(Extracted data entries)
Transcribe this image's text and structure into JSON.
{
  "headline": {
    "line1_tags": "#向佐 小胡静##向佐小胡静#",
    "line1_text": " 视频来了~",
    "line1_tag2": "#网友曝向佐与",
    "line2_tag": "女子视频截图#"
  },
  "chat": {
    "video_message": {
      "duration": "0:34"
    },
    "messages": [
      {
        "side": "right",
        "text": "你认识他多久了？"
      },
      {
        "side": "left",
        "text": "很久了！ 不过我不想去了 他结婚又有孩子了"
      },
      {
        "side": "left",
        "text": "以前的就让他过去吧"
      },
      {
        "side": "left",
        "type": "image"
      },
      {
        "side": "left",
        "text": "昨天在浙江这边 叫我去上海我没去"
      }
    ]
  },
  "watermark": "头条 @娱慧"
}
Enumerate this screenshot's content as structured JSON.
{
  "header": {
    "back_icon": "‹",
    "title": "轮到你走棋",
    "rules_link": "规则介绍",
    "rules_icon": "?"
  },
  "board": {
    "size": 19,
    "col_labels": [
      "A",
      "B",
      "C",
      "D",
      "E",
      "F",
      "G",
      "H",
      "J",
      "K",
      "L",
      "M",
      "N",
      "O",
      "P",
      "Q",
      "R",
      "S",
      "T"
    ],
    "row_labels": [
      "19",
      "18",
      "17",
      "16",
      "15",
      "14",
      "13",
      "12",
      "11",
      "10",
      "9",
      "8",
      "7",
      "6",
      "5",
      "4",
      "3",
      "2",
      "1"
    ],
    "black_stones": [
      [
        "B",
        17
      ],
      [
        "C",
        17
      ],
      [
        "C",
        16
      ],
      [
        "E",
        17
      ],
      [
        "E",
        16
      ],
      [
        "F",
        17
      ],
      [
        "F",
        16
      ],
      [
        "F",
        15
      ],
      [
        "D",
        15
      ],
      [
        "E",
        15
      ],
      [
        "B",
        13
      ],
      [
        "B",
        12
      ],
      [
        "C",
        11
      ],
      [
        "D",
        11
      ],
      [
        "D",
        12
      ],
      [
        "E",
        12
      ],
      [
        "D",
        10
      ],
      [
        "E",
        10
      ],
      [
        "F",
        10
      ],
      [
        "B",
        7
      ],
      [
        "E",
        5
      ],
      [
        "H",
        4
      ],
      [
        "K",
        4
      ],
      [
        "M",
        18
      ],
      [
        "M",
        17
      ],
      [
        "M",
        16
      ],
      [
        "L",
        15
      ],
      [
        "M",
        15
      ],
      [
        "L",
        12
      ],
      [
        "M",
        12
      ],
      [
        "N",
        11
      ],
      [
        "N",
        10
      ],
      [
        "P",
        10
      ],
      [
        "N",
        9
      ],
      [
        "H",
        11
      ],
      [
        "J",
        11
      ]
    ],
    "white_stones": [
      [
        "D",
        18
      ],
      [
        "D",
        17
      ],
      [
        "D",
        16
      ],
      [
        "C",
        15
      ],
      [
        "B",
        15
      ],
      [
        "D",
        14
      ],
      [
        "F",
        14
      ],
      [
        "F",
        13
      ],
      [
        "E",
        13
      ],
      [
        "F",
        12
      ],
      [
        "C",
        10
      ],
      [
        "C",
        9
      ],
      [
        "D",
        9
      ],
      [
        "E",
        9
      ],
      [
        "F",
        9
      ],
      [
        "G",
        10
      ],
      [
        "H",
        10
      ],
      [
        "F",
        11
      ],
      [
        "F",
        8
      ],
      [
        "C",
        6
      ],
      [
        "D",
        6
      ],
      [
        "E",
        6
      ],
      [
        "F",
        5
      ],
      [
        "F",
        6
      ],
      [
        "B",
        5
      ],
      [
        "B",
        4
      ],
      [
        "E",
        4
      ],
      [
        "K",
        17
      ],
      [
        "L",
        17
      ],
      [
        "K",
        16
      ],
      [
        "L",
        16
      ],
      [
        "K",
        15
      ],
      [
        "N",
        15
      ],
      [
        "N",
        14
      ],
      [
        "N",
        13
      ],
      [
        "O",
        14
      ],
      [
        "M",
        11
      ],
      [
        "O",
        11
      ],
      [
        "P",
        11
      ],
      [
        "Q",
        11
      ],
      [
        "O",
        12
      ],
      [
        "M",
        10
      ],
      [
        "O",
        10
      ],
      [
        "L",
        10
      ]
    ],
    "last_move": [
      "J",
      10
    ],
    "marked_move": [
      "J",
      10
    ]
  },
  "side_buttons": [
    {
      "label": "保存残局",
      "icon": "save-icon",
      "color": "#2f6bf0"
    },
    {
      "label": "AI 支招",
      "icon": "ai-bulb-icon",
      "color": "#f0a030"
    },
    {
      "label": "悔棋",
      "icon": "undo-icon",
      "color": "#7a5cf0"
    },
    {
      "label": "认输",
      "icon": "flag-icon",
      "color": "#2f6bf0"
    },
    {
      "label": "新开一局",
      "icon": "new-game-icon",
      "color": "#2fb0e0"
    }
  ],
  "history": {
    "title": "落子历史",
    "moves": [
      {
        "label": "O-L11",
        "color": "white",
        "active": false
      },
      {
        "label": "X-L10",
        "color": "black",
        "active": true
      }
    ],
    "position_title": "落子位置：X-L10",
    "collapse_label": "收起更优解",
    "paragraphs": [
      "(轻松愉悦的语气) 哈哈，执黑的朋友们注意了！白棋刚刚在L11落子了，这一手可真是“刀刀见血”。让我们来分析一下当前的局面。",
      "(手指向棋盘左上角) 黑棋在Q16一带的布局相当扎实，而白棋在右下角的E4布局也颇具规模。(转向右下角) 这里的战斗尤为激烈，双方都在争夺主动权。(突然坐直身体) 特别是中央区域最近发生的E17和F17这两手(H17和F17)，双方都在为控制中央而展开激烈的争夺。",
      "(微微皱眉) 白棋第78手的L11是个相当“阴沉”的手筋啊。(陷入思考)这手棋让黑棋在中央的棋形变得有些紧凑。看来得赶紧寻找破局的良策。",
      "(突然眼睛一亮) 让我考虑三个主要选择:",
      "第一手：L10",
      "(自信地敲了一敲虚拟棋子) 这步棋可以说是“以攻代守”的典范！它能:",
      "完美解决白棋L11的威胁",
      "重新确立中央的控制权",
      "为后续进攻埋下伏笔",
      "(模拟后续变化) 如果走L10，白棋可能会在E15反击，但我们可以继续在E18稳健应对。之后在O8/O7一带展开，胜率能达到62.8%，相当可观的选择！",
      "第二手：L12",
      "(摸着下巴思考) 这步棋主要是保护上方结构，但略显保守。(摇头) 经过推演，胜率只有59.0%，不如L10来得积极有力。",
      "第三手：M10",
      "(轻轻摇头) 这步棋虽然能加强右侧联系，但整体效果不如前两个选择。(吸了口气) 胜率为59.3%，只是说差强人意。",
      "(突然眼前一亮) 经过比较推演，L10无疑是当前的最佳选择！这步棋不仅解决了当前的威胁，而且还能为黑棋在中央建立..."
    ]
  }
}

#### [Brief]
From the listing above, reproduce all the lines exactly.

#### [Solution to the exercise]
Transcribe this image's text and structure into JSON.
{
  "headline": {
    "line1_tags": "#向佐 小胡静##向佐小胡静#",
    "line1_text": " 视频来了~",
    "line1_tag2": "#网友曝向佐与",
    "line2_tag": "女子视频截图#"
  },
  "chat": {
    "video_message": {
      "duration": "0:34"
    },
    "messages": [
      {
        "side": "right",
        "text": "你认识他多久了？"
      },
      {
        "side": "left",
        "text": "很久了！ 不过我不想去了 他结婚又有孩子了"
      },
      {
        "side": "left",
        "text": "以前的就让他过去吧"
      },
      {
        "side": "left",
        "type": "image"
      },
      {
        "side": "left",
        "text": "昨天在浙江这边 叫我去上海我没去"
      }
    ]
  },
  "watermark": "头条 @娱慧"
}
Enumerate this screenshot's content as structured JSON.
{
  "header": {
    "back_icon": "‹",
    "title": "轮到你走棋",
    "rules_link": "规则介绍",
    "rules_icon": "?"
  },
  "board": {
    "size": 19,
    "col_labels": [
      "A",
      "B",
      "C",
      "D",
      "E",
      "F",
      "G",
      "H",
      "J",
      "K",
      "L",
      "M",
      "N",
      "O",
      "P",
      "Q",
      "R",
      "S",
      "T"
    ],
    "row_labels": [
      "19",
      "18",
      "17",
      "16",
      "15",
      "14",
      "13",
      "12",
      "11",
      "10",
      "9",
      "8",
      "7",
      "6",
      "5",
      "4",
      "3",
      "2",
      "1"
    ],
    "black_stones": [
      [
        "B",
        17
      ],
      [
        "C",
        17
      ],
      [
        "C",
        16
      ],
      [
        "E",
        17
      ],
      [
        "E",
        16
      ],
      [
        "F",
        17
      ],
      [
        "F",
        16
      ],
      [
        "F",
        15
      ],
      [
        "D",
        15
      ],
      [
        "E",
        15
      ],
      [
        "B",
        13
      ],
      [
        "B",
        12
      ],
      [
        "C",
        11
      ],
      [
        "D",
        11
      ],
      [
        "D",
        12
      ],
      [
        "E",
        12
      ],
      [
        "D",
        10
      ],
      [
        "E",
        10
      ],
      [
        "F",
        10
      ],
      [
        "B",
        7
      ],
      [
        "E",
        5
      ],
      [
        "H",
        4
      ],
      [
        "K",
        4
      ],
      [
        "M",
        18
      ],
      [
        "M",
        17
      ],
      [
        "M",
        16
      ],
      [
        "L",
        15
      ],
      [
        "M",
        15
      ],
      [
        "L",
        12
      ],
      [
        "M",
        12
      ],
      [
        "N",
        11
      ],
      [
        "N",
        10
      ],
      [
        "P",
        10
      ],
      [
        "N",
        9
      ],
      [
        "H",
        11
      ],
      [
        "J",
        11
      ]
    ],
    "white_stones": [
      [
        "D",
        18
      ],
      [
        "D",
        17
      ],
      [
        "D",
        16
      ],
      [
        "C",
        15
      ],
      [
        "B",
        15
      ],
      [
        "D",
        14
      ],
      [
        "F",
        14
      ],
      [
        "F",
        13
      ],
      [
        "E",
        13
      ],
      [
        "F",
        12
      ],
      [
        "C",
        10
      ],
      [
        "C",
        9
      ],
      [
        "D",
        9
      ],
      [
        "E",
        9
      ],
      [
        "F",
        9
      ],
      [
        "G",
        10
      ],
      [
        "H",
        10
      ],
      [
        "F",
        11
      ],
      [
        "F",
        8
      ],
      [
        "C",
        6
      ],
      [
        "D",
        6
      ],
      [
        "E",
        6
      ],
      [
        "F",
        5
      ],
      [
        "F",
        6
      ],
      [
        "B",
        5
      ],
      [
        "B",
        4
      ],
      [
        "E",
        4
      ],
      [
        "K",
        17
      ],
      [
        "L",
        17
      ],
      [
        "K",
        16
      ],
      [
        "L",
        16
      ],
      [
        "K",
        15
      ],
      [
        "N",
        15
      ],
      [
        "N",
        14
      ],
      [
        "N",
        13
      ],
      [
        "O",
        14
      ],
      [
        "M",
        11
      ],
      [
        "O",
        11
      ],
      [
        "P",
        11
      ],
      [
        "Q",
        11
      ],
      [
        "O",
        12
      ],
      [
        "M",
        10
      ],
      [
        "O",
        10
      ],
      [
        "L",
        10
      ]
    ],
    "last_move": [
      "J",
      10
    ],
    "marked_move": [
      "J",
      10
    ]
  },
  "side_buttons": [
    {
      "label": "保存残局",
      "icon": "save-icon",
      "color": "#2f6bf0"
    },
    {
      "label": "AI 支招",
      "icon": "ai-bulb-icon",
      "color": "#f0a030"
    },
    {
      "label": "悔棋",
      "icon": "undo-icon",
      "color": "#7a5cf0"
    },
    {
      "label": "认输",
      "icon": "flag-icon",
      "color": "#2f6bf0"
    },
    {
      "label": "新开一局",
      "icon": "new-game-icon",
      "color": "#2fb0e0"
    }
  ],
  "history": {
    "title": "落子历史",
    "moves": [
      {
        "label": "O-L11",
        "color": "white",
        "active": false
      },
      {
        "label": "X-L10",
        "color": "black",
        "active": true
      }
    ],
    "position_title": "落子位置：X-L10",
    "collapse_label": "收起更优解",
    "paragraphs": [
      "(轻松愉悦的语气) 哈哈，执黑的朋友们注意了！白棋刚刚在L11落子了，这一手可真是“刀刀见血”。让我们来分析一下当前的局面。",
      "(手指向棋盘左上角) 黑棋在Q16一带的布局相当扎实，而白棋在右下角的E4布局也颇具规模。(转向右下角) 这里的战斗尤为激烈，双方都在争夺主动权。(突然坐直身体) 特别是中央区域最近发生的E17和F17这两手(H17和F17)，双方都在为控制中央而展开激烈的争夺。",
      "(微微皱眉) 白棋第78手的L11是个相当“阴沉”的手筋啊。(陷入思考)这手棋让黑棋在中央的棋形变得有些紧凑。看来得赶紧寻找破局的良策。",
      "(突然眼睛一亮) 让我考虑三个主要选择:",
      "第一手：L10",
      "(自信地敲了一敲虚拟棋子) 这步棋可以说是“以攻代守”的典范！它能:",
      "完美解决白棋L11的威胁",
      "重新确立中央的控制权",
      "为后续进攻埋下伏笔",
      "(模拟后续变化) 如果走L10，白棋可能会在E15反击，但我们可以继续在E18稳健应对。之后在O8/O7一带展开，胜率能达到62.8%，相当可观的选择！",
      "第二手：L12",
      "(摸着下巴思考) 这步棋主要是保护上方结构，但略显保守。(摇头) 经过推演，胜率只有59.0%，不如L10来得积极有力。",
      "第三手：M10",
      "(轻轻摇头) 这步棋虽然能加强右侧联系，但整体效果不如前两个选择。(吸了口气) 胜率为59.3%，只是说差强人意。",
      "(突然眼前一亮) 经过比较推演，L10无疑是当前的最佳选择！这步棋不仅解决了当前的威胁，而且还能为黑棋在中央建立..."
    ]
  }
}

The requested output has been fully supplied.